Given task: Find each line holding "materijal" and copy it out.
================================
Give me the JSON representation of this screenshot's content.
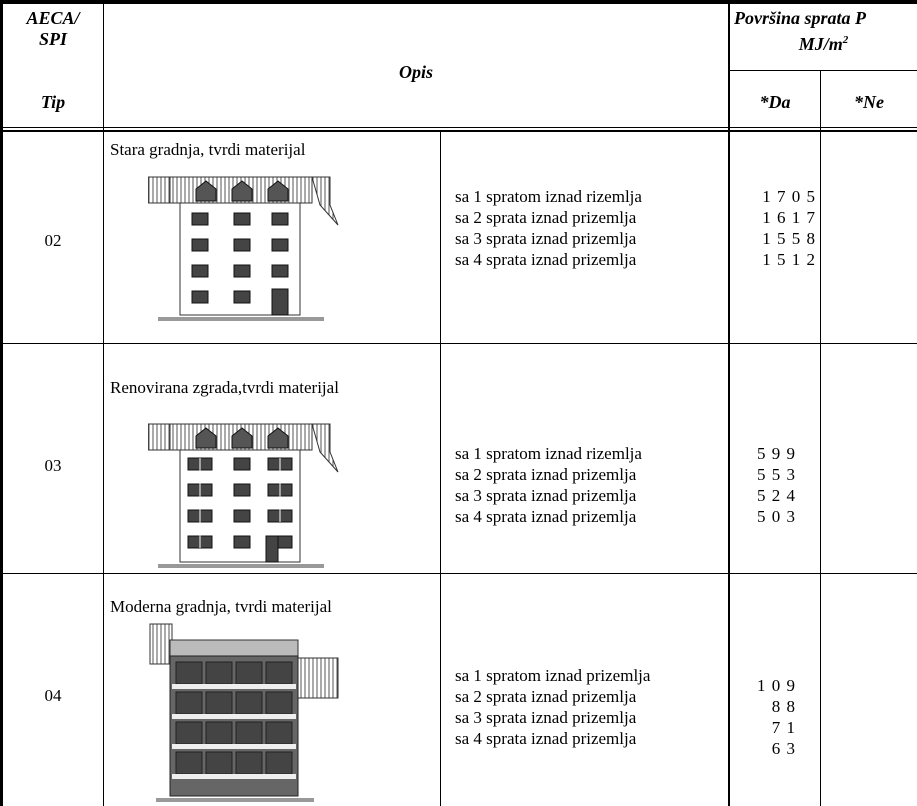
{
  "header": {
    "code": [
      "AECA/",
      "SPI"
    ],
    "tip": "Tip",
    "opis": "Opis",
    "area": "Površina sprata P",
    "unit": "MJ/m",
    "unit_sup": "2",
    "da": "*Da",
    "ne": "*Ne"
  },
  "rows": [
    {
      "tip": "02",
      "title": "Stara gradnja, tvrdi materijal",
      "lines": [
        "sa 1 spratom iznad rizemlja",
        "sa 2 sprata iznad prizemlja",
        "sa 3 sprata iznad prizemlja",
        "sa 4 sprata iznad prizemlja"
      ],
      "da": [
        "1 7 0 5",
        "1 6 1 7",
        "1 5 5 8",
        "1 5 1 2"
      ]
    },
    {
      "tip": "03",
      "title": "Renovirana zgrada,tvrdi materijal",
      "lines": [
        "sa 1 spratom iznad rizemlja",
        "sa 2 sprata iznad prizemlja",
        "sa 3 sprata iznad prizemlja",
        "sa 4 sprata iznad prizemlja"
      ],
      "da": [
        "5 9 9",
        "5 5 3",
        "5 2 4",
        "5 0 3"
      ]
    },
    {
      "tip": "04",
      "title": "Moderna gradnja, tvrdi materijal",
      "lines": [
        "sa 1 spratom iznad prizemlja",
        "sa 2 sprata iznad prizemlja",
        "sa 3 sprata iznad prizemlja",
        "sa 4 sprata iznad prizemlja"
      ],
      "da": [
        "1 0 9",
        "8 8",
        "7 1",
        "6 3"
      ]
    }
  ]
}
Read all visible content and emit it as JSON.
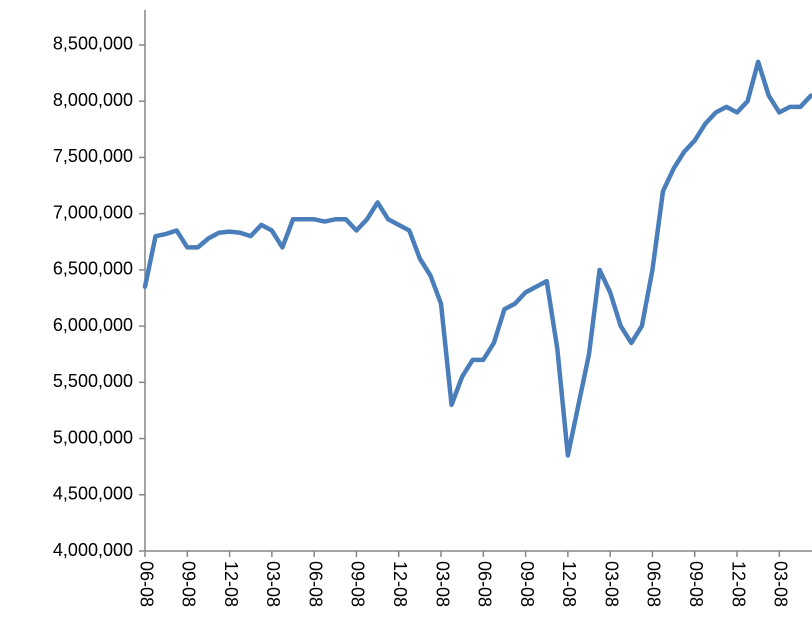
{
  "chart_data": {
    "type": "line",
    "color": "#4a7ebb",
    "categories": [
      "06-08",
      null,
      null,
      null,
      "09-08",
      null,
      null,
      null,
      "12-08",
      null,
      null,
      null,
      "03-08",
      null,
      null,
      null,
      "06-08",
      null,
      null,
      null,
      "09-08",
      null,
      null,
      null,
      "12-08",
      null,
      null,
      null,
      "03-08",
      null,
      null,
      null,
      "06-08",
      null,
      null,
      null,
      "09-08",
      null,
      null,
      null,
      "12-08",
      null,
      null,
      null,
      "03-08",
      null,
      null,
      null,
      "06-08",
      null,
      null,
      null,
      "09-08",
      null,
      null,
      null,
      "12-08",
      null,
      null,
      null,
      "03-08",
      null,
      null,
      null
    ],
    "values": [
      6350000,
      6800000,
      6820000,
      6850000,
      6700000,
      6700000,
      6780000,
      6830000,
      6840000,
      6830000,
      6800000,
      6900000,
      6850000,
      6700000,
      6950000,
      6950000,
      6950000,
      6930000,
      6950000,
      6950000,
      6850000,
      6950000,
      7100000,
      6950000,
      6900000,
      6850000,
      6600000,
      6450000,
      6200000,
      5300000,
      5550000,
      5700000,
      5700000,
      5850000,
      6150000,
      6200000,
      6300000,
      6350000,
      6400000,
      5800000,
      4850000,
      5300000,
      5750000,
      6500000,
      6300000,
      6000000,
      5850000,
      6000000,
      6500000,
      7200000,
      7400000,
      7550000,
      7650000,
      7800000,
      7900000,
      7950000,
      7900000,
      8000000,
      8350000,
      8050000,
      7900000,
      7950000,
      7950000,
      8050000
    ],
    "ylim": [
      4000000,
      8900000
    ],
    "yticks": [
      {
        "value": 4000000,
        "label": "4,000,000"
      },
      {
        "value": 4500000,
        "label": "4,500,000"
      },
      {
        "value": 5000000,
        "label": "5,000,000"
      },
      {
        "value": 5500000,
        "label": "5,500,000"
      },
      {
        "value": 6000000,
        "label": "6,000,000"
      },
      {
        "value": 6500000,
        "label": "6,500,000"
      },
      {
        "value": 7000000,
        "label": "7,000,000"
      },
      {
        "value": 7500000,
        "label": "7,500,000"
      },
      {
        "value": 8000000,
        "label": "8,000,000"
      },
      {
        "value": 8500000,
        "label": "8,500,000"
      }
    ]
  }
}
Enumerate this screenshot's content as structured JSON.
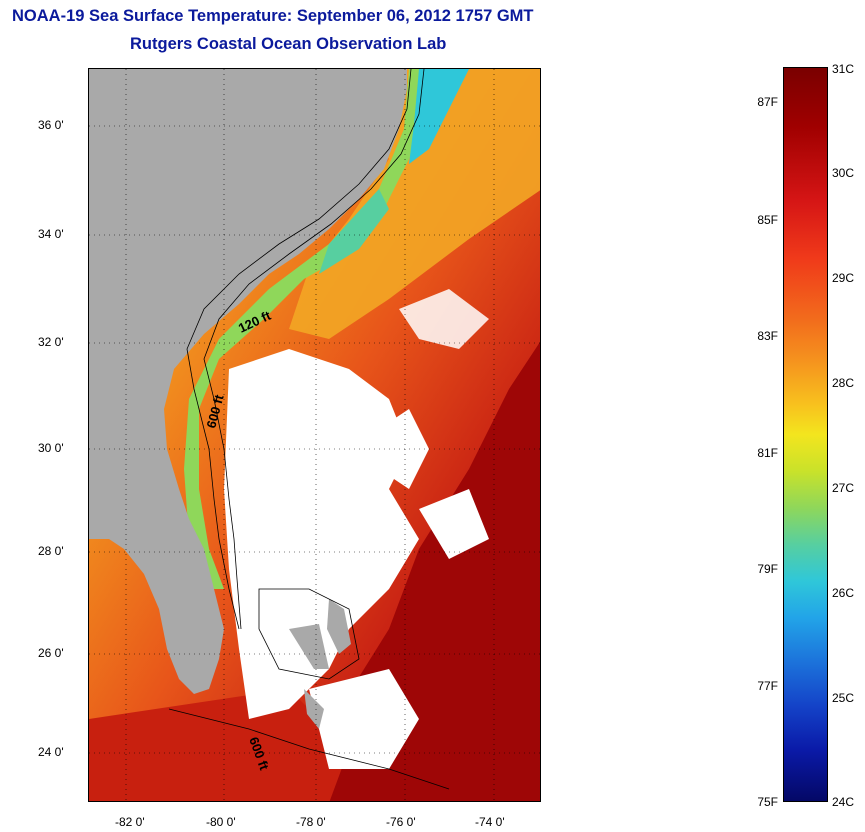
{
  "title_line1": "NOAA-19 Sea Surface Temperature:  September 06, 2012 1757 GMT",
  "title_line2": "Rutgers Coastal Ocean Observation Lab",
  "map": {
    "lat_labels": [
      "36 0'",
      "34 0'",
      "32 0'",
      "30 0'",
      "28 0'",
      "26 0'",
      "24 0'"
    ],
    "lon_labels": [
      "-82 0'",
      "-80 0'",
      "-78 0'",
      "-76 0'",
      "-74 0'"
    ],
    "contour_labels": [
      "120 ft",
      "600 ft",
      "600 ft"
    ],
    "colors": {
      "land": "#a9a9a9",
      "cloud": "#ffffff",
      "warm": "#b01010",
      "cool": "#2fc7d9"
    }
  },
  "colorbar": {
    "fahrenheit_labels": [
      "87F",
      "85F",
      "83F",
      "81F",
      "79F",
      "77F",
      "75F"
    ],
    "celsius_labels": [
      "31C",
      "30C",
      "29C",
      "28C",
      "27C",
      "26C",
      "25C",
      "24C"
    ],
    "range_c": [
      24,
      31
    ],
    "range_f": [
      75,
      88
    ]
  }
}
================================
Exercise solution:
      "title": "Stara gradnja, tvrdi materijal",
      "title": "Renovirana zgrada,tvrdi materijal",
      "title": "Moderna gradnja, tvrdi materijal",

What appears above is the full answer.